[BEGIN Exercise material]

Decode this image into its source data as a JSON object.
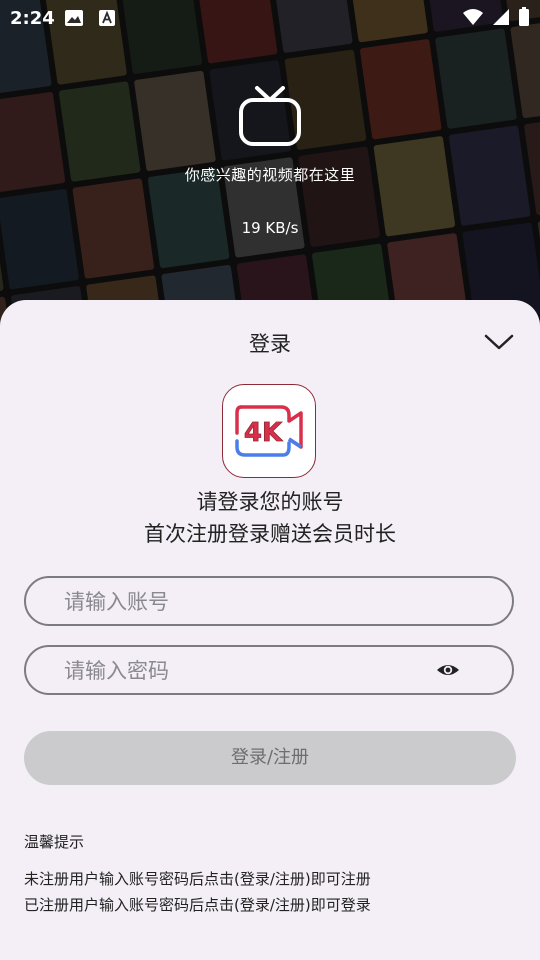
{
  "status_bar": {
    "time": "2:24",
    "icons": [
      "image-icon",
      "font-icon",
      "wifi-icon",
      "cellular-icon",
      "battery-icon"
    ]
  },
  "hero": {
    "icon": "tv-icon",
    "tagline": "你感兴趣的视频都在这里",
    "speed": "19 KB/s"
  },
  "sheet": {
    "title": "登录",
    "collapse_icon": "chevron-down-icon",
    "logo": {
      "text": "4K",
      "colors": {
        "red": "#d8304a",
        "blue": "#4a7ee8",
        "border": "#8d2a36"
      }
    },
    "prompt_line1": "请登录您的账号",
    "prompt_line2": "首次注册登录赠送会员时长",
    "account_field": {
      "value": "",
      "placeholder": "请输入账号"
    },
    "password_field": {
      "value": "",
      "placeholder": "请输入密码",
      "toggle_icon": "eye-icon"
    },
    "submit_label": "登录/注册",
    "tips": {
      "title": "温馨提示",
      "line1": "未注册用户输入账号密码后点击(登录/注册)即可注册",
      "line2": "已注册用户输入账号密码后点击(登录/注册)即可登录"
    }
  },
  "colors": {
    "sheet_bg": "#f4eff6",
    "field_border": "#7b7b80",
    "button_bg": "#cbcbcd",
    "button_text": "#6d6d70"
  }
}
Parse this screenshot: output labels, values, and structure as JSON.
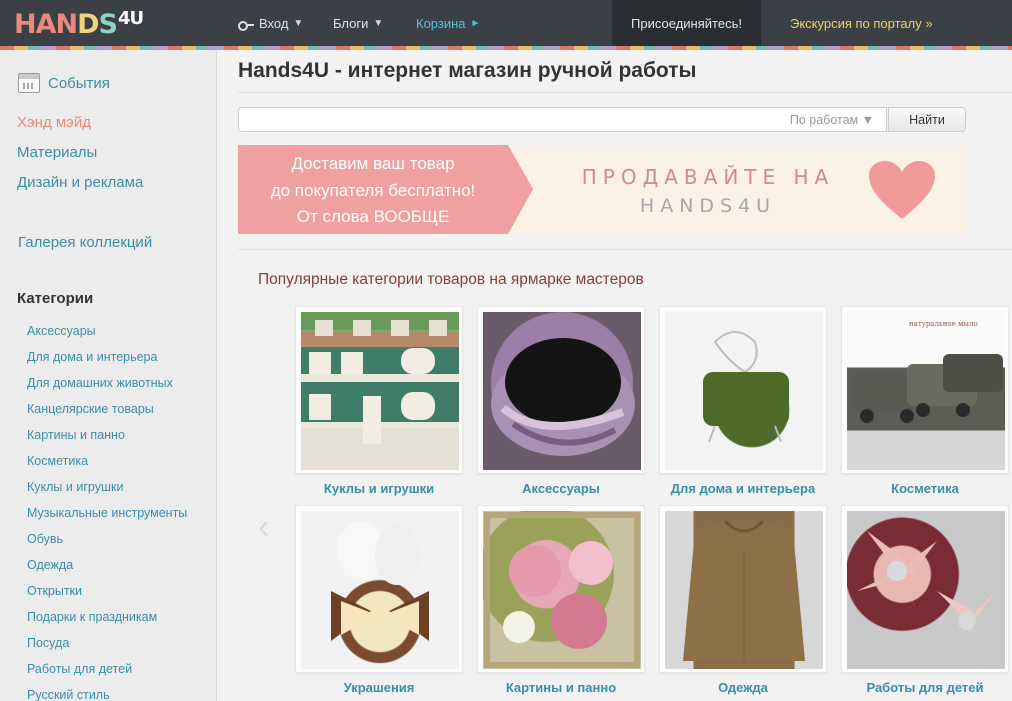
{
  "header": {
    "logo": {
      "part1": "HAN",
      "part2": "D",
      "part3": "S",
      "part4": "4U"
    },
    "nav": {
      "login": "Вход",
      "blogs": "Блоги",
      "cart": "Корзина"
    },
    "join_label": "Присоединяйтесь!",
    "tour_label": "Экскурсия по порталу »"
  },
  "sidebar": {
    "events": "События",
    "handmade": "Хэнд мэйд",
    "materials": "Материалы",
    "design": "Дизайн и реклама",
    "gallery": "Галерея коллекций",
    "categories_title": "Категории",
    "categories": [
      "Аксессуары",
      "Для дома и интерьера",
      "Для домашних животных",
      "Канцелярские товары",
      "Картины и панно",
      "Косметика",
      "Куклы и игрушки",
      "Музыкальные инструменты",
      "Обувь",
      "Одежда",
      "Открытки",
      "Подарки к праздникам",
      "Посуда",
      "Работы для детей",
      "Русский стиль"
    ]
  },
  "main": {
    "title": "Hands4U - интернет магазин ручной работы",
    "search": {
      "placeholder": "",
      "scope": "По работам",
      "button": "Найти"
    },
    "banner": {
      "line1": "Доставим ваш товар",
      "line2": "до покупателя бесплатно!",
      "line3": "От слова ВООБЩЕ",
      "sell": "ПРОДАВАЙТЕ НА",
      "brand": "HANDS4U"
    },
    "popular_title": "Популярные категории товаров на ярмарке мастеров",
    "tiles": [
      "Куклы и игрушки",
      "Аксессуары",
      "Для дома и интерьера",
      "Косметика",
      "Украшения",
      "Картины и панно",
      "Одежда",
      "Работы для детей"
    ],
    "watermark": "натуральное мыло"
  },
  "colors": {
    "topbar": "#3b3f46",
    "link": "#3a8ea8",
    "active": "#e58a6e",
    "accent_yellow": "#f0d56a",
    "cart_blue": "#56c3e8",
    "banner_pink": "#f0a0a0",
    "heart": "#f09a9a"
  }
}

[END Exercise material]

## Set task:
Write out exactly the lines from the line containing "Parse this screenshot: output" through the last line of the listing above, please, and leave out any pictures.

## Exercise answer:
Parse this screenshot: output labels, values, and structure as JSON.
{
  "header": {
    "logo": {
      "part1": "HAN",
      "part2": "D",
      "part3": "S",
      "part4": "4U"
    },
    "nav": {
      "login": "Вход",
      "blogs": "Блоги",
      "cart": "Корзина"
    },
    "join_label": "Присоединяйтесь!",
    "tour_label": "Экскурсия по порталу »"
  },
  "sidebar": {
    "events": "События",
    "handmade": "Хэнд мэйд",
    "materials": "Материалы",
    "design": "Дизайн и реклама",
    "gallery": "Галерея коллекций",
    "categories_title": "Категории",
    "categories": [
      "Аксессуары",
      "Для дома и интерьера",
      "Для домашних животных",
      "Канцелярские товары",
      "Картины и панно",
      "Косметика",
      "Куклы и игрушки",
      "Музыкальные инструменты",
      "Обувь",
      "Одежда",
      "Открытки",
      "Подарки к праздникам",
      "Посуда",
      "Работы для детей",
      "Русский стиль"
    ]
  },
  "main": {
    "title": "Hands4U - интернет магазин ручной работы",
    "search": {
      "placeholder": "",
      "scope": "По работам",
      "button": "Найти"
    },
    "banner": {
      "line1": "Доставим ваш товар",
      "line2": "до покупателя бесплатно!",
      "line3": "От слова ВООБЩЕ",
      "sell": "ПРОДАВАЙТЕ НА",
      "brand": "HANDS4U"
    },
    "popular_title": "Популярные категории товаров на ярмарке мастеров",
    "tiles": [
      "Куклы и игрушки",
      "Аксессуары",
      "Для дома и интерьера",
      "Косметика",
      "Украшения",
      "Картины и панно",
      "Одежда",
      "Работы для детей"
    ],
    "watermark": "натуральное мыло"
  },
  "colors": {
    "topbar": "#3b3f46",
    "link": "#3a8ea8",
    "active": "#e58a6e",
    "accent_yellow": "#f0d56a",
    "cart_blue": "#56c3e8",
    "banner_pink": "#f0a0a0",
    "heart": "#f09a9a"
  }
}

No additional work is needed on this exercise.